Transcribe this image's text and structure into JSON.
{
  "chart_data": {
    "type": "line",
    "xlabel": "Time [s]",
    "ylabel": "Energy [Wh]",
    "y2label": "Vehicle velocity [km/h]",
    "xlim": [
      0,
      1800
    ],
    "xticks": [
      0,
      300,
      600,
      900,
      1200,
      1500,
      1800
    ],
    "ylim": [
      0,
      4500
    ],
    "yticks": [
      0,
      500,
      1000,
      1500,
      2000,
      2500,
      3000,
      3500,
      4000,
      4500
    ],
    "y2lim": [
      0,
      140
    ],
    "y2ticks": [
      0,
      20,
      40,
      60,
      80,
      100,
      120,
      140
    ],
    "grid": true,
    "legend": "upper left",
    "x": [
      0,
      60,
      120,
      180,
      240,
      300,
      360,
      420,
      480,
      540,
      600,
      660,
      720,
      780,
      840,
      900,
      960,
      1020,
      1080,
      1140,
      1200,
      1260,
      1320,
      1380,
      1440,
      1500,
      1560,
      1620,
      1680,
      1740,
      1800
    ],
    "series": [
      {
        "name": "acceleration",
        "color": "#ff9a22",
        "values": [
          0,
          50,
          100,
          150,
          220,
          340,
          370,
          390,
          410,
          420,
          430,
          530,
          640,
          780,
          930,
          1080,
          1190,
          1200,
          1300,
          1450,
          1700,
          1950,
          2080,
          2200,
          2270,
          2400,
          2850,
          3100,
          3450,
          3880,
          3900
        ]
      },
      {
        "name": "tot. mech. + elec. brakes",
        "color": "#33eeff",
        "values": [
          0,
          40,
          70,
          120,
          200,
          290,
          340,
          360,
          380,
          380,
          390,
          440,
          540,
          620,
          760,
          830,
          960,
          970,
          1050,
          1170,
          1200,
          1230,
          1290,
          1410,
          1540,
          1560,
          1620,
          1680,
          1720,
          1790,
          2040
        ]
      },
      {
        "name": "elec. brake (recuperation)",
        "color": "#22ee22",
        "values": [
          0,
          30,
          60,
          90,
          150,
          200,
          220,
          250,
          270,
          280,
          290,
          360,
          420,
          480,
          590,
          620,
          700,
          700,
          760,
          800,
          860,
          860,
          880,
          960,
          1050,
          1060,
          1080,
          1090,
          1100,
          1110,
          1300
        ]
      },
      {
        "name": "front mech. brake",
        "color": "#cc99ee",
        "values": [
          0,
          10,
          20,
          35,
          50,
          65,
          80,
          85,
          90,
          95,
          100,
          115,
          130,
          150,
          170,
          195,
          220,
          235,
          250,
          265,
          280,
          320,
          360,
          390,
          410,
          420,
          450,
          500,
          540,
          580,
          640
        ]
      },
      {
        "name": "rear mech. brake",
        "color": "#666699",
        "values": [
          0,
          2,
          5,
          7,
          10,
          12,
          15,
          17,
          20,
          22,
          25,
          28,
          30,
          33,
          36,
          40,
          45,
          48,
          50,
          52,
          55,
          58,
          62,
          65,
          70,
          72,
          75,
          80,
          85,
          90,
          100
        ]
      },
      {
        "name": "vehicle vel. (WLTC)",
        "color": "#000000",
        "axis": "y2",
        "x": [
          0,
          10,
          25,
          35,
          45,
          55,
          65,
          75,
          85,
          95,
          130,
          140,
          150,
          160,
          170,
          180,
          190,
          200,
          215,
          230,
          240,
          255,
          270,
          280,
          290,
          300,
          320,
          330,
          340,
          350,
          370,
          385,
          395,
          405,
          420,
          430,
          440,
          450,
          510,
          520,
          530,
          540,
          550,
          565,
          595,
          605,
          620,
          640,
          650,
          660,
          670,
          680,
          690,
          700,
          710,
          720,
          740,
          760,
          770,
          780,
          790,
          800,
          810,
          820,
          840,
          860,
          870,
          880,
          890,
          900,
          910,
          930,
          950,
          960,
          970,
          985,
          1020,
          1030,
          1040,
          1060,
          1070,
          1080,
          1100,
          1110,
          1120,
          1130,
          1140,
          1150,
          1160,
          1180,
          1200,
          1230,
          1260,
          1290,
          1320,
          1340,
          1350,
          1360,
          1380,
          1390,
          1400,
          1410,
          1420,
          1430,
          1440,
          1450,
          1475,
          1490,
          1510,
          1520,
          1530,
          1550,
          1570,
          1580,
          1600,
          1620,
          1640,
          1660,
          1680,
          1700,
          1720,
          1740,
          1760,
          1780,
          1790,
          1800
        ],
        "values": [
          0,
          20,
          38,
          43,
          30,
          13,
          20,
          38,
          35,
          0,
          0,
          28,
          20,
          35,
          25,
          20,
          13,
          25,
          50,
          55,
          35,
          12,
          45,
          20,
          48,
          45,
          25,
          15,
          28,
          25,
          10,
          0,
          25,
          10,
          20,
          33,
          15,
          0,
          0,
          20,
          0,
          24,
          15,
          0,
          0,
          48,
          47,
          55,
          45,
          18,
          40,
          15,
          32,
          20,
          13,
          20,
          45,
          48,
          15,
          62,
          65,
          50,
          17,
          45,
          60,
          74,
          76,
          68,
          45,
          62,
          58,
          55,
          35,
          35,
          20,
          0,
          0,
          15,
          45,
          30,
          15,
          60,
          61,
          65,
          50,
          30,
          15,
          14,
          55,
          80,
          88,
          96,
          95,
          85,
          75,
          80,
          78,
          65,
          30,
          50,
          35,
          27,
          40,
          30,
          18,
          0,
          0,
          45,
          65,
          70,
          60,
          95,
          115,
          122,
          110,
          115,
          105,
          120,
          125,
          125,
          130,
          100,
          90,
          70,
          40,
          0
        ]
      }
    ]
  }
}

_Exercise objective:_ Recopy the entries above in their entirety, exactly.

_Written reply:_
Transcribe this image's text and structure into JSON.
{
  "chart_data": {
    "type": "line",
    "xlabel": "Time [s]",
    "ylabel": "Energy [Wh]",
    "y2label": "Vehicle velocity [km/h]",
    "xlim": [
      0,
      1800
    ],
    "xticks": [
      0,
      300,
      600,
      900,
      1200,
      1500,
      1800
    ],
    "ylim": [
      0,
      4500
    ],
    "yticks": [
      0,
      500,
      1000,
      1500,
      2000,
      2500,
      3000,
      3500,
      4000,
      4500
    ],
    "y2lim": [
      0,
      140
    ],
    "y2ticks": [
      0,
      20,
      40,
      60,
      80,
      100,
      120,
      140
    ],
    "grid": true,
    "legend": "upper left",
    "x": [
      0,
      60,
      120,
      180,
      240,
      300,
      360,
      420,
      480,
      540,
      600,
      660,
      720,
      780,
      840,
      900,
      960,
      1020,
      1080,
      1140,
      1200,
      1260,
      1320,
      1380,
      1440,
      1500,
      1560,
      1620,
      1680,
      1740,
      1800
    ],
    "series": [
      {
        "name": "acceleration",
        "color": "#ff9a22",
        "values": [
          0,
          50,
          100,
          150,
          220,
          340,
          370,
          390,
          410,
          420,
          430,
          530,
          640,
          780,
          930,
          1080,
          1190,
          1200,
          1300,
          1450,
          1700,
          1950,
          2080,
          2200,
          2270,
          2400,
          2850,
          3100,
          3450,
          3880,
          3900
        ]
      },
      {
        "name": "tot. mech. + elec. brakes",
        "color": "#33eeff",
        "values": [
          0,
          40,
          70,
          120,
          200,
          290,
          340,
          360,
          380,
          380,
          390,
          440,
          540,
          620,
          760,
          830,
          960,
          970,
          1050,
          1170,
          1200,
          1230,
          1290,
          1410,
          1540,
          1560,
          1620,
          1680,
          1720,
          1790,
          2040
        ]
      },
      {
        "name": "elec. brake (recuperation)",
        "color": "#22ee22",
        "values": [
          0,
          30,
          60,
          90,
          150,
          200,
          220,
          250,
          270,
          280,
          290,
          360,
          420,
          480,
          590,
          620,
          700,
          700,
          760,
          800,
          860,
          860,
          880,
          960,
          1050,
          1060,
          1080,
          1090,
          1100,
          1110,
          1300
        ]
      },
      {
        "name": "front mech. brake",
        "color": "#cc99ee",
        "values": [
          0,
          10,
          20,
          35,
          50,
          65,
          80,
          85,
          90,
          95,
          100,
          115,
          130,
          150,
          170,
          195,
          220,
          235,
          250,
          265,
          280,
          320,
          360,
          390,
          410,
          420,
          450,
          500,
          540,
          580,
          640
        ]
      },
      {
        "name": "rear mech. brake",
        "color": "#666699",
        "values": [
          0,
          2,
          5,
          7,
          10,
          12,
          15,
          17,
          20,
          22,
          25,
          28,
          30,
          33,
          36,
          40,
          45,
          48,
          50,
          52,
          55,
          58,
          62,
          65,
          70,
          72,
          75,
          80,
          85,
          90,
          100
        ]
      },
      {
        "name": "vehicle vel. (WLTC)",
        "color": "#000000",
        "axis": "y2",
        "x": [
          0,
          10,
          25,
          35,
          45,
          55,
          65,
          75,
          85,
          95,
          130,
          140,
          150,
          160,
          170,
          180,
          190,
          200,
          215,
          230,
          240,
          255,
          270,
          280,
          290,
          300,
          320,
          330,
          340,
          350,
          370,
          385,
          395,
          405,
          420,
          430,
          440,
          450,
          510,
          520,
          530,
          540,
          550,
          565,
          595,
          605,
          620,
          640,
          650,
          660,
          670,
          680,
          690,
          700,
          710,
          720,
          740,
          760,
          770,
          780,
          790,
          800,
          810,
          820,
          840,
          860,
          870,
          880,
          890,
          900,
          910,
          930,
          950,
          960,
          970,
          985,
          1020,
          1030,
          1040,
          1060,
          1070,
          1080,
          1100,
          1110,
          1120,
          1130,
          1140,
          1150,
          1160,
          1180,
          1200,
          1230,
          1260,
          1290,
          1320,
          1340,
          1350,
          1360,
          1380,
          1390,
          1400,
          1410,
          1420,
          1430,
          1440,
          1450,
          1475,
          1490,
          1510,
          1520,
          1530,
          1550,
          1570,
          1580,
          1600,
          1620,
          1640,
          1660,
          1680,
          1700,
          1720,
          1740,
          1760,
          1780,
          1790,
          1800
        ],
        "values": [
          0,
          20,
          38,
          43,
          30,
          13,
          20,
          38,
          35,
          0,
          0,
          28,
          20,
          35,
          25,
          20,
          13,
          25,
          50,
          55,
          35,
          12,
          45,
          20,
          48,
          45,
          25,
          15,
          28,
          25,
          10,
          0,
          25,
          10,
          20,
          33,
          15,
          0,
          0,
          20,
          0,
          24,
          15,
          0,
          0,
          48,
          47,
          55,
          45,
          18,
          40,
          15,
          32,
          20,
          13,
          20,
          45,
          48,
          15,
          62,
          65,
          50,
          17,
          45,
          60,
          74,
          76,
          68,
          45,
          62,
          58,
          55,
          35,
          35,
          20,
          0,
          0,
          15,
          45,
          30,
          15,
          60,
          61,
          65,
          50,
          30,
          15,
          14,
          55,
          80,
          88,
          96,
          95,
          85,
          75,
          80,
          78,
          65,
          30,
          50,
          35,
          27,
          40,
          30,
          18,
          0,
          0,
          45,
          65,
          70,
          60,
          95,
          115,
          122,
          110,
          115,
          105,
          120,
          125,
          125,
          130,
          100,
          90,
          70,
          40,
          0
        ]
      }
    ]
  }
}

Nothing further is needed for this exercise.